Pick every line with "Robert" from the material below.

++++ RECORDS PROVIDED

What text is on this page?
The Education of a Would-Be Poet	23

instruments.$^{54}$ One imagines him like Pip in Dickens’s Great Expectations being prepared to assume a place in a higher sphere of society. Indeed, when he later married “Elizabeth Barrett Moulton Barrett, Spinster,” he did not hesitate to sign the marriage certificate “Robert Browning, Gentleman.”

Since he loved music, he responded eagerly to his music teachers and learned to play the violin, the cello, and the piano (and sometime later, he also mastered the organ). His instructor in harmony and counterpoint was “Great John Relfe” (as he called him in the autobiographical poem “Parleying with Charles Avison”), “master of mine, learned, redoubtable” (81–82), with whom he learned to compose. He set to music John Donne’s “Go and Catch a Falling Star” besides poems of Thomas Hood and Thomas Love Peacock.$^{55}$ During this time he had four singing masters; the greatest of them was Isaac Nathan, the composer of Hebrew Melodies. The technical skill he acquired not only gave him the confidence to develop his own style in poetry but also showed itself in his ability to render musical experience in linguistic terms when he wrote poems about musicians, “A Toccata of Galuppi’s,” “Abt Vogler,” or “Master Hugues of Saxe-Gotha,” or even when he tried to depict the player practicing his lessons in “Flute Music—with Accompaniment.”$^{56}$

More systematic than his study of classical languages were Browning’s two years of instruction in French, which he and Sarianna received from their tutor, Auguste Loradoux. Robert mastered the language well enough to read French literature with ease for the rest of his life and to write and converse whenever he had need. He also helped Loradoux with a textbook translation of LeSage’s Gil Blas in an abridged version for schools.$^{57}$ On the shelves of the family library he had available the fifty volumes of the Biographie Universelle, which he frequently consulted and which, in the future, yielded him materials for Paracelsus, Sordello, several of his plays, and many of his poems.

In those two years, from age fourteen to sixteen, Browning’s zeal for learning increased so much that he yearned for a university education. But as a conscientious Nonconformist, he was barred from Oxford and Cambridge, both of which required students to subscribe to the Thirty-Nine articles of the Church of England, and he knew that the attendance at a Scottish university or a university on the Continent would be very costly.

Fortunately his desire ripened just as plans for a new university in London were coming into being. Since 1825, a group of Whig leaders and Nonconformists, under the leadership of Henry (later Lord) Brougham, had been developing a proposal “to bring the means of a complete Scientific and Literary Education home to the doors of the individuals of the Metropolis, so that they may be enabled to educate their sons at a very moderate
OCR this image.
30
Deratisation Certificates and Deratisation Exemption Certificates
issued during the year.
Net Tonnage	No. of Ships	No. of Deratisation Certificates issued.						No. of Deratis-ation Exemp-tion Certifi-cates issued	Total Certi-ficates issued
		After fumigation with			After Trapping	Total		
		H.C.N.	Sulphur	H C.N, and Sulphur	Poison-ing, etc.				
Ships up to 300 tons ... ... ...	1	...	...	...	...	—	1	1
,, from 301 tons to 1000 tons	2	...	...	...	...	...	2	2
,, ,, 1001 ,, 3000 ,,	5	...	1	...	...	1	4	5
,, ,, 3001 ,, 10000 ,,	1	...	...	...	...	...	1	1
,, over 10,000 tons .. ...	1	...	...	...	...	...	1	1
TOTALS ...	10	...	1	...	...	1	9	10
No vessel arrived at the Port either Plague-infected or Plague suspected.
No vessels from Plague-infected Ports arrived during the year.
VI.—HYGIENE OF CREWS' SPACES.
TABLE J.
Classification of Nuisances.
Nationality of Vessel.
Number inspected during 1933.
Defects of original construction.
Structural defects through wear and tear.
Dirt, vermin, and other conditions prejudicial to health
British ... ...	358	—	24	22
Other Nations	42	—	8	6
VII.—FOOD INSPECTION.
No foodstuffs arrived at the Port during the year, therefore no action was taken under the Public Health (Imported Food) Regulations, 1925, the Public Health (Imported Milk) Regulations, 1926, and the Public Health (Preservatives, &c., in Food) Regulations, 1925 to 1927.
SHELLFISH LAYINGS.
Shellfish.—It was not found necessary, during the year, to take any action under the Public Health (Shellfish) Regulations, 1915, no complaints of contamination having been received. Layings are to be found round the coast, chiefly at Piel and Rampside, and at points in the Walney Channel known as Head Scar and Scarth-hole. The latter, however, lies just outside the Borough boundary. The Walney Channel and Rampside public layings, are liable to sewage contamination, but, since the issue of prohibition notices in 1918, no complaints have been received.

++++++++

EXERCISE OUTPUT |
instruments.$^{54}$ One imagines him like Pip in Dickens’s Great Expectations being prepared to assume a place in a higher sphere of society. Indeed, when he later married “Elizabeth Barrett Moulton Barrett, Spinster,” he did not hesitate to sign the marriage certificate “Robert Browning, Gentleman.”
More systematic than his study of classical languages were Browning’s two years of instruction in French, which he and Sarianna received from their tutor, Auguste Loradoux. Robert mastered the language well enough to read French literature with ease for the rest of his life and to write and converse whenever he had need. He also helped Loradoux with a textbook translation of LeSage’s Gil Blas in an abridged version for schools.$^{57}$ On the shelves of the family library he had available the fifty volumes of the Biographie Universelle, which he frequently consulted and which, in the future, yielded him materials for Paracelsus, Sordello, several of his plays, and many of his poems.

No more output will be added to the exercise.